◆ **Provided records**
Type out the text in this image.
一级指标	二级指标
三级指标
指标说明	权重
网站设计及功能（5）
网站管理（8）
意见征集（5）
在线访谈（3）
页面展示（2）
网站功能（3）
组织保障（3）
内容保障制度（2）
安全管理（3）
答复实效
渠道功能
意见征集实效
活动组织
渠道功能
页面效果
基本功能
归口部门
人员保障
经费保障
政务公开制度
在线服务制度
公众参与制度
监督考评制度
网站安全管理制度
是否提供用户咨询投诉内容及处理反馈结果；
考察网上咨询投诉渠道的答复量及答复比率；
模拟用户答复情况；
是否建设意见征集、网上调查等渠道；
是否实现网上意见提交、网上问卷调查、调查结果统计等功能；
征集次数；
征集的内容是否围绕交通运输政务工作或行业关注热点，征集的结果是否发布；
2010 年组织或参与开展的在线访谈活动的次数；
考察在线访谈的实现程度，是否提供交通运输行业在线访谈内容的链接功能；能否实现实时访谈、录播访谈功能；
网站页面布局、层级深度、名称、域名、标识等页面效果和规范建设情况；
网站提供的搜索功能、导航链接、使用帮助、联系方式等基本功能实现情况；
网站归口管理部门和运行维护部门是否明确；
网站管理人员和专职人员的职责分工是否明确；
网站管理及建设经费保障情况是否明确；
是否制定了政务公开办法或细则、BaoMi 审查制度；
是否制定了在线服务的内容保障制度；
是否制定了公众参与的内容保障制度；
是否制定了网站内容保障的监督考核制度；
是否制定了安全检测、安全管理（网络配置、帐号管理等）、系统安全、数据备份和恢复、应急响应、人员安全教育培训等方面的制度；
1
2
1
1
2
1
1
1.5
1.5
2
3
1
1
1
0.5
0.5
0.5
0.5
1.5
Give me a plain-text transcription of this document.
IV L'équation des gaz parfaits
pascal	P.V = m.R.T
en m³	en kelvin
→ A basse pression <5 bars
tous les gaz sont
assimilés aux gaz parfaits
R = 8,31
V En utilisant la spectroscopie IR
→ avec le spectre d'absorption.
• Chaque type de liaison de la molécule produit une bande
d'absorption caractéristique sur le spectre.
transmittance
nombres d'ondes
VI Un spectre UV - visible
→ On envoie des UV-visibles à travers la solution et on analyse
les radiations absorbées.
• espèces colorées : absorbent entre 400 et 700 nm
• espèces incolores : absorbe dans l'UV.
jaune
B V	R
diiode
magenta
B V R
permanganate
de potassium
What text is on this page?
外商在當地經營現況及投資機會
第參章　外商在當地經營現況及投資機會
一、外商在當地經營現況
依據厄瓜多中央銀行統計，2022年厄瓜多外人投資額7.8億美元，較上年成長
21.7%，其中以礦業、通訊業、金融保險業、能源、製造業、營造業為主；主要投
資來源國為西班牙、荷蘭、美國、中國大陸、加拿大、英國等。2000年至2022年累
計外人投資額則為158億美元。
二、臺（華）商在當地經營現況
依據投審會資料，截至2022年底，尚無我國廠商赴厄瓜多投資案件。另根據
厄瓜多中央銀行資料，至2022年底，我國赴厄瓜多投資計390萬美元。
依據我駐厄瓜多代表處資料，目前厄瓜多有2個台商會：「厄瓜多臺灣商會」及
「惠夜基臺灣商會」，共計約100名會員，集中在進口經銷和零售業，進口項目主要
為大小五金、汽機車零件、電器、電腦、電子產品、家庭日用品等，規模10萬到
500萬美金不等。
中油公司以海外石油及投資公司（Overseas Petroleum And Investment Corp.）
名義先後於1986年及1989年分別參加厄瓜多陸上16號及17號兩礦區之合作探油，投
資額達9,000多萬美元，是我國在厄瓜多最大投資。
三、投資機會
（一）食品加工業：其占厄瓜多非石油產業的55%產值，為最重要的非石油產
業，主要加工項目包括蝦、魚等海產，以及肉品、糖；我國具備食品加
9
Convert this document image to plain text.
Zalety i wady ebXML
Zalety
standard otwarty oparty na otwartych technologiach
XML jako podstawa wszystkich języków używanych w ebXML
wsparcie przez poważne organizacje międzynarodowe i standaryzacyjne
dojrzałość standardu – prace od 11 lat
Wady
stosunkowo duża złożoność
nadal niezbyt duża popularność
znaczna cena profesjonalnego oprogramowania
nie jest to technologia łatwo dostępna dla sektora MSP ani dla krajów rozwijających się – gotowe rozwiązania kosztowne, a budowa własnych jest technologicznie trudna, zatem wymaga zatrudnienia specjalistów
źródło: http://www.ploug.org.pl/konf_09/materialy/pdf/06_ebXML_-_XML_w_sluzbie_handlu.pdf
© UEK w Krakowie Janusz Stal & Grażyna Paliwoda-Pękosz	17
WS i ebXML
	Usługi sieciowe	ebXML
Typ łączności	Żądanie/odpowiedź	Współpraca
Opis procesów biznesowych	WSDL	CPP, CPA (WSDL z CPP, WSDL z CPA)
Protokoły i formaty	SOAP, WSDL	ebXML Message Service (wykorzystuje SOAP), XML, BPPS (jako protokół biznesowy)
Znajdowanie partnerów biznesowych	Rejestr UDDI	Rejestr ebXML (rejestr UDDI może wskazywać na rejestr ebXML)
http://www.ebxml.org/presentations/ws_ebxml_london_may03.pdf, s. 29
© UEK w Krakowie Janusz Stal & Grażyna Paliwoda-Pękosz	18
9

◆ **What you have to do**
Please reproduce every line of the material word for word.

◆ **Answer below**
Type out the text in this image.
一级指标	二级指标
三级指标
指标说明	权重
网站设计及功能（5）
网站管理（8）
意见征集（5）
在线访谈（3）
页面展示（2）
网站功能（3）
组织保障（3）
内容保障制度（2）
安全管理（3）
答复实效
渠道功能
意见征集实效
活动组织
渠道功能
页面效果
基本功能
归口部门
人员保障
经费保障
政务公开制度
在线服务制度
公众参与制度
监督考评制度
网站安全管理制度
是否提供用户咨询投诉内容及处理反馈结果；
考察网上咨询投诉渠道的答复量及答复比率；
模拟用户答复情况；
是否建设意见征集、网上调查等渠道；
是否实现网上意见提交、网上问卷调查、调查结果统计等功能；
征集次数；
征集的内容是否围绕交通运输政务工作或行业关注热点，征集的结果是否发布；
2010 年组织或参与开展的在线访谈活动的次数；
考察在线访谈的实现程度，是否提供交通运输行业在线访谈内容的链接功能；能否实现实时访谈、录播访谈功能；
网站页面布局、层级深度、名称、域名、标识等页面效果和规范建设情况；
网站提供的搜索功能、导航链接、使用帮助、联系方式等基本功能实现情况；
网站归口管理部门和运行维护部门是否明确；
网站管理人员和专职人员的职责分工是否明确；
网站管理及建设经费保障情况是否明确；
是否制定了政务公开办法或细则、BaoMi 审查制度；
是否制定了在线服务的内容保障制度；
是否制定了公众参与的内容保障制度；
是否制定了网站内容保障的监督考核制度；
是否制定了安全检测、安全管理（网络配置、帐号管理等）、系统安全、数据备份和恢复、应急响应、人员安全教育培训等方面的制度；
1
2
1
1
2
1
1
1.5
1.5
2
3
1
1
1
0.5
0.5
0.5
0.5
1.5
Give me a plain-text transcription of this document.
IV L'équation des gaz parfaits
pascal	P.V = m.R.T
en m³	en kelvin
→ A basse pression <5 bars
tous les gaz sont
assimilés aux gaz parfaits
R = 8,31
V En utilisant la spectroscopie IR
→ avec le spectre d'absorption.
• Chaque type de liaison de la molécule produit une bande
d'absorption caractéristique sur le spectre.
transmittance
nombres d'ondes
VI Un spectre UV - visible
→ On envoie des UV-visibles à travers la solution et on analyse
les radiations absorbées.
• espèces colorées : absorbent entre 400 et 700 nm
• espèces incolores : absorbe dans l'UV.
jaune
B V	R
diiode
magenta
B V R
permanganate
de potassium
What text is on this page?
外商在當地經營現況及投資機會
第參章　外商在當地經營現況及投資機會
一、外商在當地經營現況
依據厄瓜多中央銀行統計，2022年厄瓜多外人投資額7.8億美元，較上年成長
21.7%，其中以礦業、通訊業、金融保險業、能源、製造業、營造業為主；主要投
資來源國為西班牙、荷蘭、美國、中國大陸、加拿大、英國等。2000年至2022年累
計外人投資額則為158億美元。
二、臺（華）商在當地經營現況
依據投審會資料，截至2022年底，尚無我國廠商赴厄瓜多投資案件。另根據
厄瓜多中央銀行資料，至2022年底，我國赴厄瓜多投資計390萬美元。
依據我駐厄瓜多代表處資料，目前厄瓜多有2個台商會：「厄瓜多臺灣商會」及
「惠夜基臺灣商會」，共計約100名會員，集中在進口經銷和零售業，進口項目主要
為大小五金、汽機車零件、電器、電腦、電子產品、家庭日用品等，規模10萬到
500萬美金不等。
中油公司以海外石油及投資公司（Overseas Petroleum And Investment Corp.）
名義先後於1986年及1989年分別參加厄瓜多陸上16號及17號兩礦區之合作探油，投
資額達9,000多萬美元，是我國在厄瓜多最大投資。
三、投資機會
（一）食品加工業：其占厄瓜多非石油產業的55%產值，為最重要的非石油產
業，主要加工項目包括蝦、魚等海產，以及肉品、糖；我國具備食品加
9
Convert this document image to plain text.
Zalety i wady ebXML
Zalety
standard otwarty oparty na otwartych technologiach
XML jako podstawa wszystkich języków używanych w ebXML
wsparcie przez poważne organizacje międzynarodowe i standaryzacyjne
dojrzałość standardu – prace od 11 lat
Wady
stosunkowo duża złożoność
nadal niezbyt duża popularność
znaczna cena profesjonalnego oprogramowania
nie jest to technologia łatwo dostępna dla sektora MSP ani dla krajów rozwijających się – gotowe rozwiązania kosztowne, a budowa własnych jest technologicznie trudna, zatem wymaga zatrudnienia specjalistów
źródło: http://www.ploug.org.pl/konf_09/materialy/pdf/06_ebXML_-_XML_w_sluzbie_handlu.pdf
© UEK w Krakowie Janusz Stal & Grażyna Paliwoda-Pękosz	17
WS i ebXML
	Usługi sieciowe	ebXML
Typ łączności	Żądanie/odpowiedź	Współpraca
Opis procesów biznesowych	WSDL	CPP, CPA (WSDL z CPP, WSDL z CPA)
Protokoły i formaty	SOAP, WSDL	ebXML Message Service (wykorzystuje SOAP), XML, BPPS (jako protokół biznesowy)
Znajdowanie partnerów biznesowych	Rejestr UDDI	Rejestr ebXML (rejestr UDDI może wskazywać na rejestr ebXML)
http://www.ebxml.org/presentations/ws_ebxml_london_may03.pdf, s. 29
© UEK w Krakowie Janusz Stal & Grażyna Paliwoda-Pękosz	18
9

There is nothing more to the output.